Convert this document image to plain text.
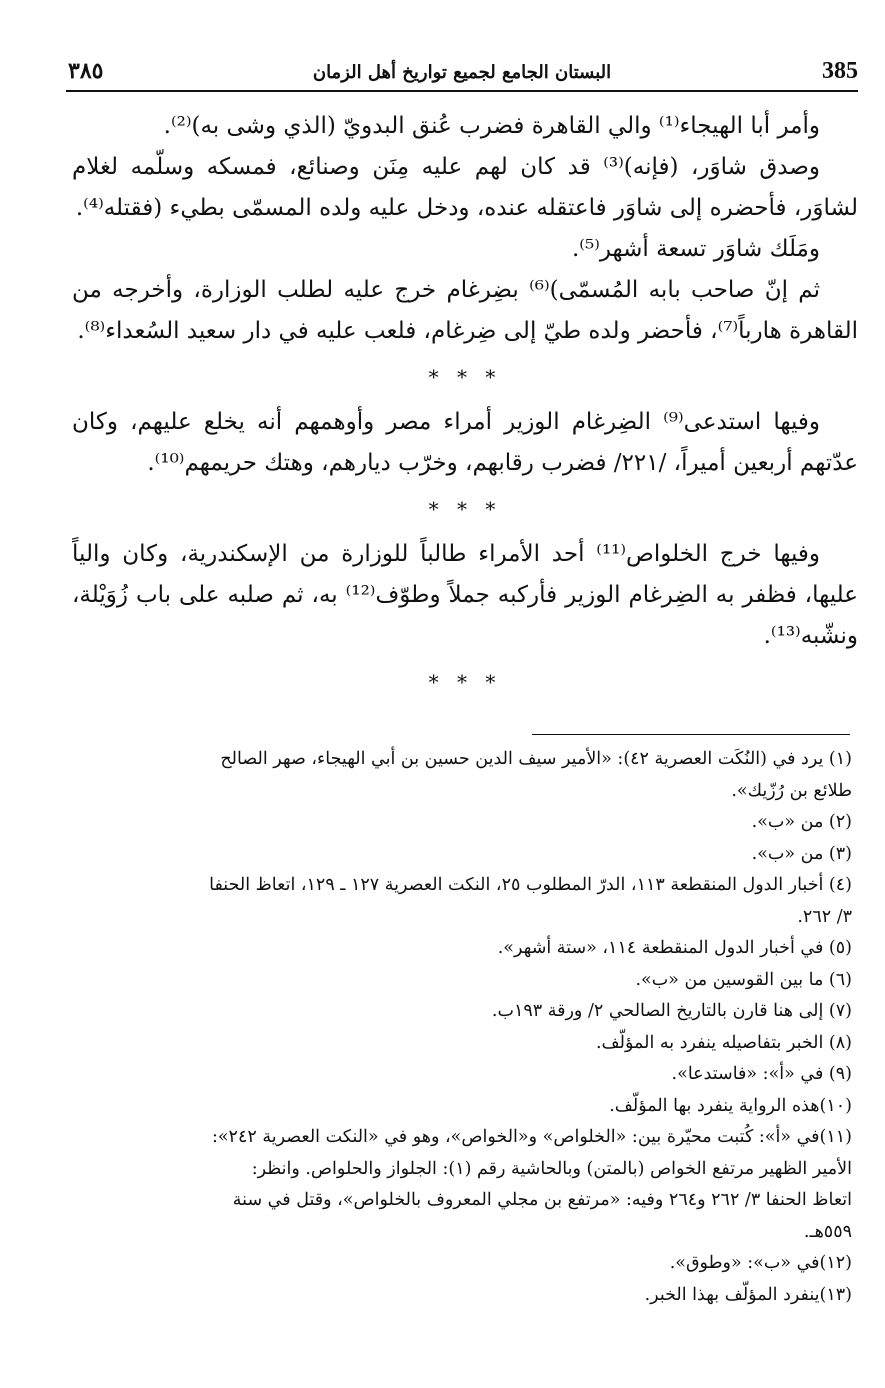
385
البستان الجامع لجميع تواريخ أهل الزمان
٣٨٥

وأمر أبا الهيجاء⁽¹⁾ والي القاهرة فضرب عُنق البدويّ (الذي وشى به)⁽²⁾.

وصدق شاوَر، (فإنه)⁽³⁾ قد كان لهم عليه مِنَن وصنائع، فمسكه وسلّمه لغلام لشاوَر، فأحضره إلى شاوَر فاعتقله عنده، ودخل عليه ولده المسمّى بطيء (فقتله⁽⁴⁾.

ومَلَك شاوَر تسعة أشهر⁽⁵⁾.

ثم إنّ صاحب بابه المُسمّى)⁽⁶⁾ بضِرغام خرج عليه لطلب الوزارة، وأخرجه من القاهرة هارباً⁽⁷⁾، فأحضر ولده طيّ إلى ضِرغام، فلعب عليه في دار سعيد السُعداء⁽⁸⁾.

* * *

وفيها استدعى⁽⁹⁾ الضِرغام الوزير أمراء مصر وأوهمهم أنه يخلع عليهم، وكان عدّتهم أربعين أميراً، /٢٢١/ فضرب رقابهم، وخرّب ديارهم، وهتك حريمهم⁽¹⁰⁾.

* * *

وفيها خرج الخلواص⁽¹¹⁾ أحد الأمراء طالباً للوزارة من الإسكندرية، وكان والياً عليها، فظفر به الضِرغام الوزير فأركبه جملاً وطوّف⁽¹²⁾ به، ثم صلبه على باب زُوَيْلة، ونشّبه⁽¹³⁾.

* * *

(١) يرد في (النُكَت العصرية ٤٢): «الأمير سيف الدين حسين بن أبي الهيجاء، صهر الصالح

طلائع بن رُزّيك».

(٢) من «ب».

(٣) من «ب».

(٤) أخبار الدول المنقطعة ١١٣، الدرّ المطلوب ٢٥، النكت العصرية ١٢٧ ـ ١٢٩، اتعاظ الحنفا

٣/ ٢٦٢.

(٥) في أخبار الدول المنقطعة ١١٤، «ستة أشهر».

(٦) ما بين القوسين من «ب».

(٧) إلى هنا قارن بالتاريخ الصالحي ٢/ ورقة ١٩٣ب.

(٨) الخبر بتفاصيله ينفرد به المؤلّف.

(٩) في «أ»: «فاستدعا».

(١٠)هذه الرواية ينفرد بها المؤلّف.

(١١)في «أ»: كُتبت محيّرة بين: «الخلواص» و«الخواص»، وهو في «النكت العصرية ٢٤٢»:

الأمير الظهير مرتفع الخواص (بالمتن) وبالحاشية رقم (١): الجلواز والحلواص. وانظر:

اتعاظ الحنفا ٣/ ٢٦٢ و٢٦٤ وفيه: «مرتفع بن مجلي المعروف بالخلواص»، وقتل في سنة

٥٥٩هـ.

(١٢)في «ب»: «وطوق».

(١٣)ينفرد المؤلّف بهذا الخبر.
=====
Copy each line in full and exactly, omitting any picture.

Convert this document image to plain text.
385
البستان الجامع لجميع تواريخ أهل الزمان
٣٨٥

وأمر أبا الهيجاء⁽¹⁾ والي القاهرة فضرب عُنق البدويّ (الذي وشى به)⁽²⁾.

وصدق شاوَر، (فإنه)⁽³⁾ قد كان لهم عليه مِنَن وصنائع، فمسكه وسلّمه لغلام لشاوَر، فأحضره إلى شاوَر فاعتقله عنده، ودخل عليه ولده المسمّى بطيء (فقتله⁽⁴⁾.

ومَلَك شاوَر تسعة أشهر⁽⁵⁾.

ثم إنّ صاحب بابه المُسمّى)⁽⁶⁾ بضِرغام خرج عليه لطلب الوزارة، وأخرجه من القاهرة هارباً⁽⁷⁾، فأحضر ولده طيّ إلى ضِرغام، فلعب عليه في دار سعيد السُعداء⁽⁸⁾.

* * *

وفيها استدعى⁽⁹⁾ الضِرغام الوزير أمراء مصر وأوهمهم أنه يخلع عليهم، وكان عدّتهم أربعين أميراً، /٢٢١/ فضرب رقابهم، وخرّب ديارهم، وهتك حريمهم⁽¹⁰⁾.

* * *

وفيها خرج الخلواص⁽¹¹⁾ أحد الأمراء طالباً للوزارة من الإسكندرية، وكان والياً عليها، فظفر به الضِرغام الوزير فأركبه جملاً وطوّف⁽¹²⁾ به، ثم صلبه على باب زُوَيْلة، ونشّبه⁽¹³⁾.

* * *

(١) يرد في (النُكَت العصرية ٤٢): «الأمير سيف الدين حسين بن أبي الهيجاء، صهر الصالح

طلائع بن رُزّيك».

(٢) من «ب».

(٣) من «ب».

(٤) أخبار الدول المنقطعة ١١٣، الدرّ المطلوب ٢٥، النكت العصرية ١٢٧ ـ ١٢٩، اتعاظ الحنفا

٣/ ٢٦٢.

(٥) في أخبار الدول المنقطعة ١١٤، «ستة أشهر».

(٦) ما بين القوسين من «ب».

(٧) إلى هنا قارن بالتاريخ الصالحي ٢/ ورقة ١٩٣ب.

(٨) الخبر بتفاصيله ينفرد به المؤلّف.

(٩) في «أ»: «فاستدعا».

(١٠)هذه الرواية ينفرد بها المؤلّف.

(١١)في «أ»: كُتبت محيّرة بين: «الخلواص» و«الخواص»، وهو في «النكت العصرية ٢٤٢»:

الأمير الظهير مرتفع الخواص (بالمتن) وبالحاشية رقم (١): الجلواز والحلواص. وانظر:

اتعاظ الحنفا ٣/ ٢٦٢ و٢٦٤ وفيه: «مرتفع بن مجلي المعروف بالخلواص»، وقتل في سنة

٥٥٩هـ.

(١٢)في «ب»: «وطوق».

(١٣)ينفرد المؤلّف بهذا الخبر.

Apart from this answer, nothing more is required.